• [TASK DESCRIPTION]: Each record below must be returned exactly as shown.

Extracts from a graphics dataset
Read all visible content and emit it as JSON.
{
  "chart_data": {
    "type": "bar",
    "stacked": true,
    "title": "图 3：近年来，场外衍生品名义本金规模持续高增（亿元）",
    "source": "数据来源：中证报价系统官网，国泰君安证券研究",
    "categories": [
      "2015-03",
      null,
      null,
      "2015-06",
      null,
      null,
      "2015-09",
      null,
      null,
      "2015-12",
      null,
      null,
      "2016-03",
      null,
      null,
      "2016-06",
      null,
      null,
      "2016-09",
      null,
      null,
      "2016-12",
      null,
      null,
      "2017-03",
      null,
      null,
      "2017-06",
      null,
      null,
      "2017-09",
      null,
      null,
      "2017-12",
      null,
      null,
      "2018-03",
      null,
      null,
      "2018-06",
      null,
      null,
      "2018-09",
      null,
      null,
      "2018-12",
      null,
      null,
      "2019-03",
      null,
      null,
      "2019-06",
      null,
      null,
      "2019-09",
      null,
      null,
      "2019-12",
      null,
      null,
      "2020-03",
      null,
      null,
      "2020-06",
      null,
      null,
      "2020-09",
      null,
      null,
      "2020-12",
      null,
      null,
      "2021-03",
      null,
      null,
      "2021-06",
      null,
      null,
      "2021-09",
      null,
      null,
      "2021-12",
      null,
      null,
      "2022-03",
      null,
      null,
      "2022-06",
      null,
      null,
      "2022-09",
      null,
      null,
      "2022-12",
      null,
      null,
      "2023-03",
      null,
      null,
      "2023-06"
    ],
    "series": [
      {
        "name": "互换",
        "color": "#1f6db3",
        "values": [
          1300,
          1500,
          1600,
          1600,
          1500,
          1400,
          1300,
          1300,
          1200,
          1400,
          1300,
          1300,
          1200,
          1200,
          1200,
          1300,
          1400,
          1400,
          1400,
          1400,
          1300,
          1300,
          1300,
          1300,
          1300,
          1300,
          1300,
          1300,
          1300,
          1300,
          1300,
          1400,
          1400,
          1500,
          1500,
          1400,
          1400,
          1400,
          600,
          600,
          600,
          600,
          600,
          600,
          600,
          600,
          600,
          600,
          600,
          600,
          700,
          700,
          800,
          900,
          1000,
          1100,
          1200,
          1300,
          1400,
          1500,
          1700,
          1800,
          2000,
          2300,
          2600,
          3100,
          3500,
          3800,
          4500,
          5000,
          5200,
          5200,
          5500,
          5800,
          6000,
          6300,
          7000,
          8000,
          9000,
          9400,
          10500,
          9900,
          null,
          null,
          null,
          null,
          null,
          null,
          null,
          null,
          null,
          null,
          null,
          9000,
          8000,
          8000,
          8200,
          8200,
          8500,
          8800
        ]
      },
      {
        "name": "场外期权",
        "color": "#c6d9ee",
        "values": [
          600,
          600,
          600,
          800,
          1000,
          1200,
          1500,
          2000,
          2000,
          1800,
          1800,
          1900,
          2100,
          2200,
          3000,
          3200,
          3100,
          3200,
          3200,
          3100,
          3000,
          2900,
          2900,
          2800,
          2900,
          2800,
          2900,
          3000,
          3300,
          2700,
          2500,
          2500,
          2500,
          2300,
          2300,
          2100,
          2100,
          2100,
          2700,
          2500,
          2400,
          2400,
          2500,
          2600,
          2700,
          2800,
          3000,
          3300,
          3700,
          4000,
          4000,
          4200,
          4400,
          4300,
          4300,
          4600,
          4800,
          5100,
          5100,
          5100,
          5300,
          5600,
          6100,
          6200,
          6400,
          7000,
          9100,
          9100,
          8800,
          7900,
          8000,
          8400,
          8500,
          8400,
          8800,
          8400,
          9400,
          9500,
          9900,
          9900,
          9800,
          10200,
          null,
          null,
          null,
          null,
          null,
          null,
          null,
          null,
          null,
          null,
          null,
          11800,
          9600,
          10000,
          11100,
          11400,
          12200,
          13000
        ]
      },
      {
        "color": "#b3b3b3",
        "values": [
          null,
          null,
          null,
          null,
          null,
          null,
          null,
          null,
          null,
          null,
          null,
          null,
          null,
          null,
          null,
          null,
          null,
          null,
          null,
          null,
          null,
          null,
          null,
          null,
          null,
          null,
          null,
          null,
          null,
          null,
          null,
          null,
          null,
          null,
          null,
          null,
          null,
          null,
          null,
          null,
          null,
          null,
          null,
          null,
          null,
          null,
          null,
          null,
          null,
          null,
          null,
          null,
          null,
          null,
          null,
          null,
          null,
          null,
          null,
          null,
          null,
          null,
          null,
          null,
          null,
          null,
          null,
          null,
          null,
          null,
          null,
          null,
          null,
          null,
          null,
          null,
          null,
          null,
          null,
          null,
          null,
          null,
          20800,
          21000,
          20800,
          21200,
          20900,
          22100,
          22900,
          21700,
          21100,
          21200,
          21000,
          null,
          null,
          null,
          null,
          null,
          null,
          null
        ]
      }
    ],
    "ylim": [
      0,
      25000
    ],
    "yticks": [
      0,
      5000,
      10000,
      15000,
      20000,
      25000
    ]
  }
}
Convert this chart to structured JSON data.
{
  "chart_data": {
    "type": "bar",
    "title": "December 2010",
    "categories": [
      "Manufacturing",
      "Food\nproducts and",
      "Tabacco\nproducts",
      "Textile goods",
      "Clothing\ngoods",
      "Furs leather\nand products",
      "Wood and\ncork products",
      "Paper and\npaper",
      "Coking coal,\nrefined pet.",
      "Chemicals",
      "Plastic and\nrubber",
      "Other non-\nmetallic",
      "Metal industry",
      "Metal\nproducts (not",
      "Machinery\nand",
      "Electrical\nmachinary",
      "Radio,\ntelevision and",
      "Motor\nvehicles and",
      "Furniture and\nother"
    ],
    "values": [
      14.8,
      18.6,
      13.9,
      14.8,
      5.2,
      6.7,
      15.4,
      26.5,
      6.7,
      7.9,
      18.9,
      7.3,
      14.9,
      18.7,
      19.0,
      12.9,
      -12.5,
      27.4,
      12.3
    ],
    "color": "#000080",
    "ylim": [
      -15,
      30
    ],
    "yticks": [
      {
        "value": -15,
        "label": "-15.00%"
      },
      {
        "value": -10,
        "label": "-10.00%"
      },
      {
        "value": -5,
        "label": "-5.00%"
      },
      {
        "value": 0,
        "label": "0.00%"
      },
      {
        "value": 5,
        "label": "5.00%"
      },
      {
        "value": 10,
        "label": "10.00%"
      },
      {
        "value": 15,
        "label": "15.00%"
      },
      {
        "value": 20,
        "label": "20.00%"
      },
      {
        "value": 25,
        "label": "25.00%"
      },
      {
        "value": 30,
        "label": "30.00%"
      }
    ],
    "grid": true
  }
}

• [SOLUTION BELOW]:
Read all visible content and emit it as JSON.
{
  "chart_data": {
    "type": "bar",
    "stacked": true,
    "title": "图 3：近年来，场外衍生品名义本金规模持续高增（亿元）",
    "source": "数据来源：中证报价系统官网，国泰君安证券研究",
    "categories": [
      "2015-03",
      null,
      null,
      "2015-06",
      null,
      null,
      "2015-09",
      null,
      null,
      "2015-12",
      null,
      null,
      "2016-03",
      null,
      null,
      "2016-06",
      null,
      null,
      "2016-09",
      null,
      null,
      "2016-12",
      null,
      null,
      "2017-03",
      null,
      null,
      "2017-06",
      null,
      null,
      "2017-09",
      null,
      null,
      "2017-12",
      null,
      null,
      "2018-03",
      null,
      null,
      "2018-06",
      null,
      null,
      "2018-09",
      null,
      null,
      "2018-12",
      null,
      null,
      "2019-03",
      null,
      null,
      "2019-06",
      null,
      null,
      "2019-09",
      null,
      null,
      "2019-12",
      null,
      null,
      "2020-03",
      null,
      null,
      "2020-06",
      null,
      null,
      "2020-09",
      null,
      null,
      "2020-12",
      null,
      null,
      "2021-03",
      null,
      null,
      "2021-06",
      null,
      null,
      "2021-09",
      null,
      null,
      "2021-12",
      null,
      null,
      "2022-03",
      null,
      null,
      "2022-06",
      null,
      null,
      "2022-09",
      null,
      null,
      "2022-12",
      null,
      null,
      "2023-03",
      null,
      null,
      "2023-06"
    ],
    "series": [
      {
        "name": "互换",
        "color": "#1f6db3",
        "values": [
          1300,
          1500,
          1600,
          1600,
          1500,
          1400,
          1300,
          1300,
          1200,
          1400,
          1300,
          1300,
          1200,
          1200,
          1200,
          1300,
          1400,
          1400,
          1400,
          1400,
          1300,
          1300,
          1300,
          1300,
          1300,
          1300,
          1300,
          1300,
          1300,
          1300,
          1300,
          1400,
          1400,
          1500,
          1500,
          1400,
          1400,
          1400,
          600,
          600,
          600,
          600,
          600,
          600,
          600,
          600,
          600,
          600,
          600,
          600,
          700,
          700,
          800,
          900,
          1000,
          1100,
          1200,
          1300,
          1400,
          1500,
          1700,
          1800,
          2000,
          2300,
          2600,
          3100,
          3500,
          3800,
          4500,
          5000,
          5200,
          5200,
          5500,
          5800,
          6000,
          6300,
          7000,
          8000,
          9000,
          9400,
          10500,
          9900,
          null,
          null,
          null,
          null,
          null,
          null,
          null,
          null,
          null,
          null,
          null,
          9000,
          8000,
          8000,
          8200,
          8200,
          8500,
          8800
        ]
      },
      {
        "name": "场外期权",
        "color": "#c6d9ee",
        "values": [
          600,
          600,
          600,
          800,
          1000,
          1200,
          1500,
          2000,
          2000,
          1800,
          1800,
          1900,
          2100,
          2200,
          3000,
          3200,
          3100,
          3200,
          3200,
          3100,
          3000,
          2900,
          2900,
          2800,
          2900,
          2800,
          2900,
          3000,
          3300,
          2700,
          2500,
          2500,
          2500,
          2300,
          2300,
          2100,
          2100,
          2100,
          2700,
          2500,
          2400,
          2400,
          2500,
          2600,
          2700,
          2800,
          3000,
          3300,
          3700,
          4000,
          4000,
          4200,
          4400,
          4300,
          4300,
          4600,
          4800,
          5100,
          5100,
          5100,
          5300,
          5600,
          6100,
          6200,
          6400,
          7000,
          9100,
          9100,
          8800,
          7900,
          8000,
          8400,
          8500,
          8400,
          8800,
          8400,
          9400,
          9500,
          9900,
          9900,
          9800,
          10200,
          null,
          null,
          null,
          null,
          null,
          null,
          null,
          null,
          null,
          null,
          null,
          11800,
          9600,
          10000,
          11100,
          11400,
          12200,
          13000
        ]
      },
      {
        "color": "#b3b3b3",
        "values": [
          null,
          null,
          null,
          null,
          null,
          null,
          null,
          null,
          null,
          null,
          null,
          null,
          null,
          null,
          null,
          null,
          null,
          null,
          null,
          null,
          null,
          null,
          null,
          null,
          null,
          null,
          null,
          null,
          null,
          null,
          null,
          null,
          null,
          null,
          null,
          null,
          null,
          null,
          null,
          null,
          null,
          null,
          null,
          null,
          null,
          null,
          null,
          null,
          null,
          null,
          null,
          null,
          null,
          null,
          null,
          null,
          null,
          null,
          null,
          null,
          null,
          null,
          null,
          null,
          null,
          null,
          null,
          null,
          null,
          null,
          null,
          null,
          null,
          null,
          null,
          null,
          null,
          null,
          null,
          null,
          null,
          null,
          20800,
          21000,
          20800,
          21200,
          20900,
          22100,
          22900,
          21700,
          21100,
          21200,
          21000,
          null,
          null,
          null,
          null,
          null,
          null,
          null
        ]
      }
    ],
    "ylim": [
      0,
      25000
    ],
    "yticks": [
      0,
      5000,
      10000,
      15000,
      20000,
      25000
    ]
  }
}
Convert this chart to structured JSON data.
{
  "chart_data": {
    "type": "bar",
    "title": "December 2010",
    "categories": [
      "Manufacturing",
      "Food\nproducts and",
      "Tabacco\nproducts",
      "Textile goods",
      "Clothing\ngoods",
      "Furs leather\nand products",
      "Wood and\ncork products",
      "Paper and\npaper",
      "Coking coal,\nrefined pet.",
      "Chemicals",
      "Plastic and\nrubber",
      "Other non-\nmetallic",
      "Metal industry",
      "Metal\nproducts (not",
      "Machinery\nand",
      "Electrical\nmachinary",
      "Radio,\ntelevision and",
      "Motor\nvehicles and",
      "Furniture and\nother"
    ],
    "values": [
      14.8,
      18.6,
      13.9,
      14.8,
      5.2,
      6.7,
      15.4,
      26.5,
      6.7,
      7.9,
      18.9,
      7.3,
      14.9,
      18.7,
      19.0,
      12.9,
      -12.5,
      27.4,
      12.3
    ],
    "color": "#000080",
    "ylim": [
      -15,
      30
    ],
    "yticks": [
      {
        "value": -15,
        "label": "-15.00%"
      },
      {
        "value": -10,
        "label": "-10.00%"
      },
      {
        "value": -5,
        "label": "-5.00%"
      },
      {
        "value": 0,
        "label": "0.00%"
      },
      {
        "value": 5,
        "label": "5.00%"
      },
      {
        "value": 10,
        "label": "10.00%"
      },
      {
        "value": 15,
        "label": "15.00%"
      },
      {
        "value": 20,
        "label": "20.00%"
      },
      {
        "value": 25,
        "label": "25.00%"
      },
      {
        "value": 30,
        "label": "30.00%"
      }
    ],
    "grid": true
  }
}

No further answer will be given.